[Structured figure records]
-*-
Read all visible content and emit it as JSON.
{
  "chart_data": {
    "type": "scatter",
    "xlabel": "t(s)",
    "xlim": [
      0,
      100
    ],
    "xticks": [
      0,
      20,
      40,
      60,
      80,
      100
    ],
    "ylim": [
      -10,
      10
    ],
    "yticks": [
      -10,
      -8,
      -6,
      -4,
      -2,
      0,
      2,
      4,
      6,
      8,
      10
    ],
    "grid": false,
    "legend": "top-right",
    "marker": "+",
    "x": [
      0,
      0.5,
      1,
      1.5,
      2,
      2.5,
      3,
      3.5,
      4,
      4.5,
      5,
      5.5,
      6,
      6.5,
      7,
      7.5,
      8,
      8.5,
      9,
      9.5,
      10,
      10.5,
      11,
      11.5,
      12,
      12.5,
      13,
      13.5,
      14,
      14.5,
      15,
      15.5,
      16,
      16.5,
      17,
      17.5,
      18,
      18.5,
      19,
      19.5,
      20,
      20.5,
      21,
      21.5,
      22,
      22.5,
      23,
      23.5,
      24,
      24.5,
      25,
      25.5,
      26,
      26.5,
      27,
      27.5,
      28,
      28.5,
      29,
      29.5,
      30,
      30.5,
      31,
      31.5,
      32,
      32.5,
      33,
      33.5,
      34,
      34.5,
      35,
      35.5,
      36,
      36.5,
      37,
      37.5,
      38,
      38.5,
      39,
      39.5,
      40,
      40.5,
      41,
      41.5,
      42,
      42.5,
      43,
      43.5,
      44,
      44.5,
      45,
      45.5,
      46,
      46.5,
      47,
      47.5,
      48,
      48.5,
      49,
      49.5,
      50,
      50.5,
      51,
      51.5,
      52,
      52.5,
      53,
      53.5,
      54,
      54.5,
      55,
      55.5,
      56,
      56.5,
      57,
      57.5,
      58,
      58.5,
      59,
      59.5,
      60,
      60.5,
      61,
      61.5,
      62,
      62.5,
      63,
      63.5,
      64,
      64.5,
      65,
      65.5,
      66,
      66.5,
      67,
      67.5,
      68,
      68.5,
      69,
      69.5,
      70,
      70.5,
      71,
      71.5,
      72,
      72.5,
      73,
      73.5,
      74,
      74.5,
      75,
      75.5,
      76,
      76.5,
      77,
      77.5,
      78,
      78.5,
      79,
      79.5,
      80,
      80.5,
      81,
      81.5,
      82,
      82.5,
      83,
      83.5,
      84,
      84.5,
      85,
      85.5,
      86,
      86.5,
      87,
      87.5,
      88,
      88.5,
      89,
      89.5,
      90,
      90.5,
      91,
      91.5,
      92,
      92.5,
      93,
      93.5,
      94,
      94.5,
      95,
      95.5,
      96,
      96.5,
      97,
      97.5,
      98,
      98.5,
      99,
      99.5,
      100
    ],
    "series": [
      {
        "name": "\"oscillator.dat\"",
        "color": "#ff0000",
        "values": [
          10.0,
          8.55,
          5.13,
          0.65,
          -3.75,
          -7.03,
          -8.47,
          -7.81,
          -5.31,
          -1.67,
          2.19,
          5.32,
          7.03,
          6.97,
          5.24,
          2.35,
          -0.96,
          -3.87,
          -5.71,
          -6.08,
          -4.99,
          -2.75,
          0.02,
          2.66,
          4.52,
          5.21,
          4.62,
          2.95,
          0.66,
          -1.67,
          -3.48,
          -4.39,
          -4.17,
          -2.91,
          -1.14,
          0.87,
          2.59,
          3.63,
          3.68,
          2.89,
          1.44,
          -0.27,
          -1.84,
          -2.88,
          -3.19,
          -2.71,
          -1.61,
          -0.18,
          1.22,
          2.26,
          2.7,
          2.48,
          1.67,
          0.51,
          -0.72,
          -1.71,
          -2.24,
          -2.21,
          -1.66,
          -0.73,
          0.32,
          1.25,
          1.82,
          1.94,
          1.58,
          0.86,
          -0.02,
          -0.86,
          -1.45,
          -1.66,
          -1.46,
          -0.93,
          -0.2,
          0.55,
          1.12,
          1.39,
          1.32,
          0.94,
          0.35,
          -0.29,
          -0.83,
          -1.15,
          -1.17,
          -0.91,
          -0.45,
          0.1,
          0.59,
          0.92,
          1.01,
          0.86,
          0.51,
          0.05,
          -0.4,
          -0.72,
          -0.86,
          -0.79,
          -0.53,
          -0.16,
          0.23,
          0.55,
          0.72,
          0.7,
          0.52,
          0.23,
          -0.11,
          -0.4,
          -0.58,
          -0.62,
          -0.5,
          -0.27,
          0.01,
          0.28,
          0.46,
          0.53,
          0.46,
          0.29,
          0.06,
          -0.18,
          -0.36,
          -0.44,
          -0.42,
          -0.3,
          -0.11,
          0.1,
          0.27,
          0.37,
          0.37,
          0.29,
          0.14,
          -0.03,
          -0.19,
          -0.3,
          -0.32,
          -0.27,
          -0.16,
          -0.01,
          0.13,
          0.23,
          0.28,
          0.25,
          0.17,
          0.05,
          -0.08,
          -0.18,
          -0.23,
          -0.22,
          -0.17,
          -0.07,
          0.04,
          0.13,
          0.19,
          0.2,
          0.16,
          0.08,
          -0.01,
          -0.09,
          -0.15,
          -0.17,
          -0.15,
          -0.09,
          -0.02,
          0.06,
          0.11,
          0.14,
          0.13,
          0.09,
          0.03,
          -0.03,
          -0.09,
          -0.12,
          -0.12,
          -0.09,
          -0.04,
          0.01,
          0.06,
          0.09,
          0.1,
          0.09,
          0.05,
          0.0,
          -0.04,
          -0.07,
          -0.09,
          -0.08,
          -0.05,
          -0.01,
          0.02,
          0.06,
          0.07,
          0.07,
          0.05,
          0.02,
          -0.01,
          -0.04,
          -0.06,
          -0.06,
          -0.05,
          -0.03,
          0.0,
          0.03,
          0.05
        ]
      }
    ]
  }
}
-*-
Given exercise |
Print all of the data exactly as it was given.

Answer to this exercise |
Read all visible content and emit it as JSON.
{
  "chart_data": {
    "type": "scatter",
    "xlabel": "t(s)",
    "xlim": [
      0,
      100
    ],
    "xticks": [
      0,
      20,
      40,
      60,
      80,
      100
    ],
    "ylim": [
      -10,
      10
    ],
    "yticks": [
      -10,
      -8,
      -6,
      -4,
      -2,
      0,
      2,
      4,
      6,
      8,
      10
    ],
    "grid": false,
    "legend": "top-right",
    "marker": "+",
    "x": [
      0,
      0.5,
      1,
      1.5,
      2,
      2.5,
      3,
      3.5,
      4,
      4.5,
      5,
      5.5,
      6,
      6.5,
      7,
      7.5,
      8,
      8.5,
      9,
      9.5,
      10,
      10.5,
      11,
      11.5,
      12,
      12.5,
      13,
      13.5,
      14,
      14.5,
      15,
      15.5,
      16,
      16.5,
      17,
      17.5,
      18,
      18.5,
      19,
      19.5,
      20,
      20.5,
      21,
      21.5,
      22,
      22.5,
      23,
      23.5,
      24,
      24.5,
      25,
      25.5,
      26,
      26.5,
      27,
      27.5,
      28,
      28.5,
      29,
      29.5,
      30,
      30.5,
      31,
      31.5,
      32,
      32.5,
      33,
      33.5,
      34,
      34.5,
      35,
      35.5,
      36,
      36.5,
      37,
      37.5,
      38,
      38.5,
      39,
      39.5,
      40,
      40.5,
      41,
      41.5,
      42,
      42.5,
      43,
      43.5,
      44,
      44.5,
      45,
      45.5,
      46,
      46.5,
      47,
      47.5,
      48,
      48.5,
      49,
      49.5,
      50,
      50.5,
      51,
      51.5,
      52,
      52.5,
      53,
      53.5,
      54,
      54.5,
      55,
      55.5,
      56,
      56.5,
      57,
      57.5,
      58,
      58.5,
      59,
      59.5,
      60,
      60.5,
      61,
      61.5,
      62,
      62.5,
      63,
      63.5,
      64,
      64.5,
      65,
      65.5,
      66,
      66.5,
      67,
      67.5,
      68,
      68.5,
      69,
      69.5,
      70,
      70.5,
      71,
      71.5,
      72,
      72.5,
      73,
      73.5,
      74,
      74.5,
      75,
      75.5,
      76,
      76.5,
      77,
      77.5,
      78,
      78.5,
      79,
      79.5,
      80,
      80.5,
      81,
      81.5,
      82,
      82.5,
      83,
      83.5,
      84,
      84.5,
      85,
      85.5,
      86,
      86.5,
      87,
      87.5,
      88,
      88.5,
      89,
      89.5,
      90,
      90.5,
      91,
      91.5,
      92,
      92.5,
      93,
      93.5,
      94,
      94.5,
      95,
      95.5,
      96,
      96.5,
      97,
      97.5,
      98,
      98.5,
      99,
      99.5,
      100
    ],
    "series": [
      {
        "name": "\"oscillator.dat\"",
        "color": "#ff0000",
        "values": [
          10.0,
          8.55,
          5.13,
          0.65,
          -3.75,
          -7.03,
          -8.47,
          -7.81,
          -5.31,
          -1.67,
          2.19,
          5.32,
          7.03,
          6.97,
          5.24,
          2.35,
          -0.96,
          -3.87,
          -5.71,
          -6.08,
          -4.99,
          -2.75,
          0.02,
          2.66,
          4.52,
          5.21,
          4.62,
          2.95,
          0.66,
          -1.67,
          -3.48,
          -4.39,
          -4.17,
          -2.91,
          -1.14,
          0.87,
          2.59,
          3.63,
          3.68,
          2.89,
          1.44,
          -0.27,
          -1.84,
          -2.88,
          -3.19,
          -2.71,
          -1.61,
          -0.18,
          1.22,
          2.26,
          2.7,
          2.48,
          1.67,
          0.51,
          -0.72,
          -1.71,
          -2.24,
          -2.21,
          -1.66,
          -0.73,
          0.32,
          1.25,
          1.82,
          1.94,
          1.58,
          0.86,
          -0.02,
          -0.86,
          -1.45,
          -1.66,
          -1.46,
          -0.93,
          -0.2,
          0.55,
          1.12,
          1.39,
          1.32,
          0.94,
          0.35,
          -0.29,
          -0.83,
          -1.15,
          -1.17,
          -0.91,
          -0.45,
          0.1,
          0.59,
          0.92,
          1.01,
          0.86,
          0.51,
          0.05,
          -0.4,
          -0.72,
          -0.86,
          -0.79,
          -0.53,
          -0.16,
          0.23,
          0.55,
          0.72,
          0.7,
          0.52,
          0.23,
          -0.11,
          -0.4,
          -0.58,
          -0.62,
          -0.5,
          -0.27,
          0.01,
          0.28,
          0.46,
          0.53,
          0.46,
          0.29,
          0.06,
          -0.18,
          -0.36,
          -0.44,
          -0.42,
          -0.3,
          -0.11,
          0.1,
          0.27,
          0.37,
          0.37,
          0.29,
          0.14,
          -0.03,
          -0.19,
          -0.3,
          -0.32,
          -0.27,
          -0.16,
          -0.01,
          0.13,
          0.23,
          0.28,
          0.25,
          0.17,
          0.05,
          -0.08,
          -0.18,
          -0.23,
          -0.22,
          -0.17,
          -0.07,
          0.04,
          0.13,
          0.19,
          0.2,
          0.16,
          0.08,
          -0.01,
          -0.09,
          -0.15,
          -0.17,
          -0.15,
          -0.09,
          -0.02,
          0.06,
          0.11,
          0.14,
          0.13,
          0.09,
          0.03,
          -0.03,
          -0.09,
          -0.12,
          -0.12,
          -0.09,
          -0.04,
          0.01,
          0.06,
          0.09,
          0.1,
          0.09,
          0.05,
          0.0,
          -0.04,
          -0.07,
          -0.09,
          -0.08,
          -0.05,
          -0.01,
          0.02,
          0.06,
          0.07,
          0.07,
          0.05,
          0.02,
          -0.01,
          -0.04,
          -0.06,
          -0.06,
          -0.05,
          -0.03,
          0.0,
          0.03,
          0.05
        ]
      }
    ]
  }
}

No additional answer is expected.